[start]
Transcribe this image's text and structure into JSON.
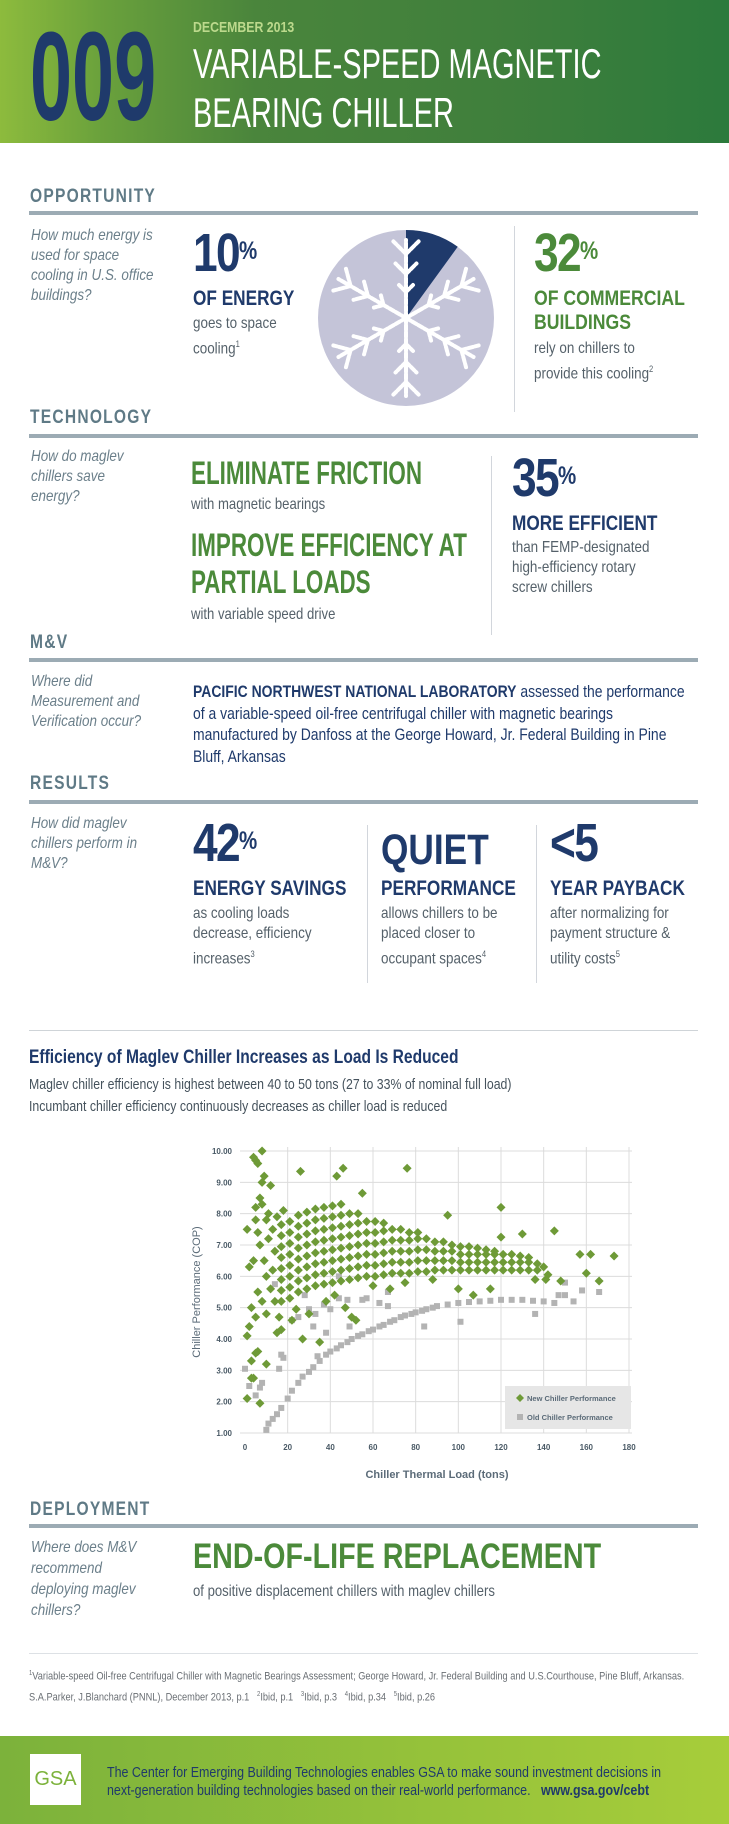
{
  "header": {
    "number": "009",
    "date": "DECEMBER 2013",
    "title_line1": "VARIABLE-SPEED MAGNETIC",
    "title_line2": "BEARING CHILLER"
  },
  "opportunity": {
    "heading": "OPPORTUNITY",
    "question": "How much energy is used for space cooling in U.S. office buildings?",
    "stat1": {
      "value": "10",
      "unit": "%",
      "label": "OF ENERGY",
      "text": "goes to space cooling",
      "note": "1"
    },
    "pie": {
      "share_percent": 10,
      "highlight_color": "#1f3a6b",
      "rest_color": "#c4c4d8",
      "icon": "snowflake-icon"
    },
    "stat2": {
      "value": "32",
      "unit": "%",
      "label": "OF COMMERCIAL BUILDINGS",
      "text": "rely on chillers to provide this cooling",
      "note": "2"
    }
  },
  "technology": {
    "heading": "TECHNOLOGY",
    "question": "How do maglev chillers save energy?",
    "point1": {
      "title": "ELIMINATE FRICTION",
      "text": "with magnetic bearings"
    },
    "point2": {
      "title": "IMPROVE EFFICIENCY AT PARTIAL LOADS",
      "text": "with variable speed drive"
    },
    "stat": {
      "value": "35",
      "unit": "%",
      "label": "MORE EFFICIENT",
      "text": "than FEMP-designated high-efficiency rotary screw chillers"
    }
  },
  "mv": {
    "heading": "M&V",
    "question": "Where did Measurement and Verification occur?",
    "lead": "PACIFIC NORTHWEST NATIONAL LABORATORY",
    "text": " assessed the performance of a variable-speed oil-free centrifugal chiller with magnetic bearings manufactured by Danfoss at the George Howard, Jr. Federal Building in Pine Bluff, Arkansas"
  },
  "results": {
    "heading": "RESULTS",
    "question": "How did maglev chillers perform in M&V?",
    "items": [
      {
        "value": "42",
        "unit": "%",
        "label": "ENERGY SAVINGS",
        "text": "as cooling loads decrease, efficiency increases",
        "note": "3"
      },
      {
        "value": "QUIET",
        "unit": "",
        "label": "PERFORMANCE",
        "text": "allows chillers to be placed closer to occupant spaces",
        "note": "4"
      },
      {
        "value": "<5",
        "unit": "",
        "label": "YEAR PAYBACK",
        "text": "after normalizing for payment structure & utility costs",
        "note": "5"
      }
    ]
  },
  "chart": {
    "title": "Efficiency of Maglev Chiller Increases as Load Is Reduced",
    "subtitle1": "Maglev chiller efficiency is highest between 40 to 50 tons (27 to 33% of nominal full load)",
    "subtitle2": "Incumbant chiller efficiency continuously decreases as chiller load is reduced"
  },
  "chart_data": {
    "type": "scatter",
    "title": "",
    "xlabel": "Chiller Thermal Load (tons)",
    "ylabel": "Chiller Performance (COP)",
    "xlim": [
      0,
      180
    ],
    "ylim": [
      1,
      10
    ],
    "grid": true,
    "legend": "bottom-right",
    "xticks": [
      "0",
      "20",
      "40",
      "60",
      "80",
      "100",
      "120",
      "140",
      "160",
      "180"
    ],
    "yticks": [
      "1.00",
      "2.00",
      "3.00",
      "4.00",
      "5.00",
      "6.00",
      "7.00",
      "8.00",
      "9.00",
      "10.00"
    ],
    "series": [
      {
        "name": "New Chiller Performance",
        "marker": "diamond",
        "color": "#6e9a37",
        "columns": [
          {
            "x": 17,
            "y": [
              5.2,
              5.55,
              5.9,
              6.25,
              6.6,
              6.95,
              7.3,
              7.65
            ]
          },
          {
            "x": 21,
            "y": [
              5.3,
              5.65,
              6.0,
              6.35,
              6.7,
              7.05,
              7.4,
              7.75
            ]
          },
          {
            "x": 25,
            "y": [
              5.5,
              5.85,
              6.2,
              6.55,
              6.9,
              7.25,
              7.6,
              7.95
            ]
          },
          {
            "x": 29,
            "y": [
              5.6,
              5.95,
              6.3,
              6.65,
              7.0,
              7.35,
              7.7,
              8.05
            ]
          },
          {
            "x": 33,
            "y": [
              5.7,
              6.05,
              6.4,
              6.75,
              7.1,
              7.45,
              7.8,
              8.15
            ]
          },
          {
            "x": 37,
            "y": [
              5.75,
              6.1,
              6.45,
              6.8,
              7.15,
              7.5,
              7.85,
              8.2
            ]
          },
          {
            "x": 41,
            "y": [
              5.8,
              6.15,
              6.5,
              6.85,
              7.2,
              7.55,
              7.9,
              8.25
            ]
          },
          {
            "x": 45,
            "y": [
              5.85,
              6.2,
              6.55,
              6.9,
              7.25,
              7.6,
              7.95,
              8.3
            ]
          },
          {
            "x": 49,
            "y": [
              5.9,
              6.25,
              6.6,
              6.95,
              7.3,
              7.65,
              8.0
            ]
          },
          {
            "x": 53,
            "y": [
              5.95,
              6.3,
              6.65,
              7.0,
              7.35,
              7.7,
              8.0
            ]
          },
          {
            "x": 57,
            "y": [
              6.0,
              6.35,
              6.7,
              7.05,
              7.4,
              7.75
            ]
          },
          {
            "x": 61,
            "y": [
              6.0,
              6.35,
              6.7,
              7.05,
              7.4,
              7.75
            ]
          },
          {
            "x": 65,
            "y": [
              6.05,
              6.4,
              6.75,
              7.1,
              7.45,
              7.7
            ]
          },
          {
            "x": 69,
            "y": [
              6.1,
              6.45,
              6.8,
              7.15,
              7.5
            ]
          },
          {
            "x": 73,
            "y": [
              6.1,
              6.45,
              6.8,
              7.15,
              7.5
            ]
          },
          {
            "x": 77,
            "y": [
              6.1,
              6.45,
              6.8,
              7.15,
              7.4
            ]
          },
          {
            "x": 81,
            "y": [
              6.15,
              6.5,
              6.85,
              7.2,
              7.4
            ]
          },
          {
            "x": 85,
            "y": [
              6.15,
              6.5,
              6.85,
              7.2
            ]
          },
          {
            "x": 89,
            "y": [
              6.2,
              6.5,
              6.8,
              7.1
            ]
          },
          {
            "x": 93,
            "y": [
              6.2,
              6.5,
              6.8,
              7.1
            ]
          },
          {
            "x": 97,
            "y": [
              6.2,
              6.5,
              6.8,
              7.0
            ]
          },
          {
            "x": 101,
            "y": [
              6.2,
              6.45,
              6.7,
              6.95
            ]
          },
          {
            "x": 105,
            "y": [
              6.2,
              6.45,
              6.7,
              6.95
            ]
          },
          {
            "x": 109,
            "y": [
              6.2,
              6.45,
              6.7,
              6.9
            ]
          },
          {
            "x": 113,
            "y": [
              6.2,
              6.45,
              6.7,
              6.85
            ]
          },
          {
            "x": 117,
            "y": [
              6.2,
              6.45,
              6.7,
              6.8
            ]
          },
          {
            "x": 121,
            "y": [
              6.2,
              6.45,
              6.7
            ]
          },
          {
            "x": 125,
            "y": [
              6.2,
              6.45,
              6.7
            ]
          },
          {
            "x": 129,
            "y": [
              6.2,
              6.45,
              6.65
            ]
          },
          {
            "x": 133,
            "y": [
              6.2,
              6.45,
              6.6
            ]
          },
          {
            "x": 137,
            "y": [
              6.2,
              6.4
            ]
          }
        ],
        "points": [
          [
            1,
            7.5
          ],
          [
            2,
            6.3
          ],
          [
            3,
            5.0
          ],
          [
            2,
            4.4
          ],
          [
            1,
            4.1
          ],
          [
            3,
            3.3
          ],
          [
            4,
            6.5
          ],
          [
            5,
            8.2
          ],
          [
            5,
            7.8
          ],
          [
            6,
            7.4
          ],
          [
            6,
            5.5
          ],
          [
            7,
            8.5
          ],
          [
            8,
            8.3
          ],
          [
            8,
            9.0
          ],
          [
            9,
            9.2
          ],
          [
            4,
            9.8
          ],
          [
            5,
            9.7
          ],
          [
            6,
            9.6
          ],
          [
            7,
            7.0
          ],
          [
            8,
            5.2
          ],
          [
            9,
            6.5
          ],
          [
            10,
            7.8
          ],
          [
            10,
            6.0
          ],
          [
            11,
            8.0
          ],
          [
            12,
            8.9
          ],
          [
            12,
            5.6
          ],
          [
            13,
            7.5
          ],
          [
            14,
            6.8
          ],
          [
            15,
            4.2
          ],
          [
            16,
            4.7
          ],
          [
            17,
            4.3
          ],
          [
            18,
            8.1
          ],
          [
            14,
            5.2
          ],
          [
            10,
            4.8
          ],
          [
            5,
            4.7
          ],
          [
            6,
            3.6
          ],
          [
            4,
            2.75
          ],
          [
            11,
            7.2
          ],
          [
            13,
            6.2
          ],
          [
            15,
            7.9
          ],
          [
            8,
            10.0
          ],
          [
            26,
            9.35
          ],
          [
            43,
            9.2
          ],
          [
            46,
            9.45
          ],
          [
            76,
            9.45
          ],
          [
            55,
            8.65
          ],
          [
            120,
            8.2
          ],
          [
            95,
            7.95
          ],
          [
            145,
            7.45
          ],
          [
            130,
            7.35
          ],
          [
            120,
            7.25
          ],
          [
            157,
            6.7
          ],
          [
            162,
            6.7
          ],
          [
            173,
            6.65
          ],
          [
            160,
            6.1
          ],
          [
            166,
            5.85
          ],
          [
            148,
            5.85
          ],
          [
            1,
            2.1
          ],
          [
            7,
            1.95
          ],
          [
            3,
            2.75
          ],
          [
            10,
            3.2
          ],
          [
            5,
            3.55
          ],
          [
            35,
            3.9
          ],
          [
            27,
            4.0
          ],
          [
            50,
            4.7
          ],
          [
            24,
            4.95
          ],
          [
            22,
            4.6
          ],
          [
            30,
            4.8
          ],
          [
            38,
            5.2
          ],
          [
            42,
            5.4
          ],
          [
            47,
            5.0
          ],
          [
            52,
            4.6
          ],
          [
            60,
            5.7
          ],
          [
            68,
            5.6
          ],
          [
            75,
            5.8
          ],
          [
            88,
            5.9
          ],
          [
            100,
            5.6
          ],
          [
            107,
            5.4
          ],
          [
            115,
            5.6
          ],
          [
            136,
            5.9
          ],
          [
            140,
            6.3
          ],
          [
            142,
            6.05
          ],
          [
            141,
            5.9
          ]
        ]
      },
      {
        "name": "Old Chiller Performance",
        "marker": "square",
        "color": "#b3b3b3",
        "points": [
          [
            10,
            1.1
          ],
          [
            11,
            1.3
          ],
          [
            13,
            1.45
          ],
          [
            15,
            1.6
          ],
          [
            17,
            1.8
          ],
          [
            20,
            2.1
          ],
          [
            22,
            2.35
          ],
          [
            25,
            2.6
          ],
          [
            27,
            2.8
          ],
          [
            30,
            2.95
          ],
          [
            32,
            3.1
          ],
          [
            35,
            3.3
          ],
          [
            38,
            3.5
          ],
          [
            40,
            3.6
          ],
          [
            43,
            3.7
          ],
          [
            45,
            3.8
          ],
          [
            48,
            3.9
          ],
          [
            50,
            4.0
          ],
          [
            53,
            4.1
          ],
          [
            55,
            4.15
          ],
          [
            58,
            4.25
          ],
          [
            60,
            4.3
          ],
          [
            63,
            4.4
          ],
          [
            65,
            4.45
          ],
          [
            68,
            4.55
          ],
          [
            70,
            4.6
          ],
          [
            73,
            4.7
          ],
          [
            75,
            4.75
          ],
          [
            78,
            4.8
          ],
          [
            80,
            4.85
          ],
          [
            83,
            4.9
          ],
          [
            85,
            4.95
          ],
          [
            88,
            5.0
          ],
          [
            90,
            5.05
          ],
          [
            95,
            5.1
          ],
          [
            100,
            5.15
          ],
          [
            105,
            5.18
          ],
          [
            110,
            5.2
          ],
          [
            115,
            5.22
          ],
          [
            120,
            5.25
          ],
          [
            125,
            5.25
          ],
          [
            130,
            5.25
          ],
          [
            135,
            5.22
          ],
          [
            140,
            5.2
          ],
          [
            145,
            5.15
          ],
          [
            0,
            3.05
          ],
          [
            2,
            2.5
          ],
          [
            5,
            2.2
          ],
          [
            7,
            2.45
          ],
          [
            8,
            2.6
          ],
          [
            17,
            3.5
          ],
          [
            16,
            3.05
          ],
          [
            18,
            3.4
          ],
          [
            14,
            5.75
          ],
          [
            22,
            4.6
          ],
          [
            25,
            4.7
          ],
          [
            28,
            5.4
          ],
          [
            30,
            4.95
          ],
          [
            32,
            4.4
          ],
          [
            33,
            4.8
          ],
          [
            34,
            3.45
          ],
          [
            37,
            5.1
          ],
          [
            38,
            4.2
          ],
          [
            40,
            4.95
          ],
          [
            44,
            5.3
          ],
          [
            44,
            6.0
          ],
          [
            48,
            5.25
          ],
          [
            49,
            4.4
          ],
          [
            55,
            5.25
          ],
          [
            57,
            5.3
          ],
          [
            63,
            5.15
          ],
          [
            67,
            5.5
          ],
          [
            67,
            5.05
          ],
          [
            84,
            4.4
          ],
          [
            101,
            4.55
          ],
          [
            136,
            4.8
          ],
          [
            147,
            5.4
          ],
          [
            150,
            5.4
          ],
          [
            150,
            5.8
          ],
          [
            154,
            5.2
          ],
          [
            158,
            5.55
          ],
          [
            166,
            5.5
          ]
        ]
      }
    ]
  },
  "deployment": {
    "heading": "DEPLOYMENT",
    "question": "Where does M&V recommend deploying maglev chillers?",
    "title": "END-OF-LIFE REPLACEMENT",
    "text": "of positive displacement chillers with maglev chillers"
  },
  "footnotes": {
    "n1": "1",
    "t1": "Variable-speed Oil-free Centrifugal Chiller with Magnetic Bearings Assessment; George Howard, Jr. Federal Building and U.S.Courthouse, Pine Bluff, Arkansas. S.A.Parker, J.Blanchard (PNNL), December 2013, p.1",
    "n2": "2",
    "t2": "Ibid, p.1",
    "n3": "3",
    "t3": "Ibid, p.3",
    "n4": "4",
    "t4": "Ibid, p.34",
    "n5": "5",
    "t5": "Ibid, p.26"
  },
  "footer": {
    "logo": "GSA",
    "text": "The Center for Emerging Building Technologies enables GSA to make sound investment decisions in next-generation building technologies based on their real-world performance.",
    "url": "www.gsa.gov/cebt"
  }
}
[end]
Your answer should be a single number: the count of lines in the data that include the word "with".

5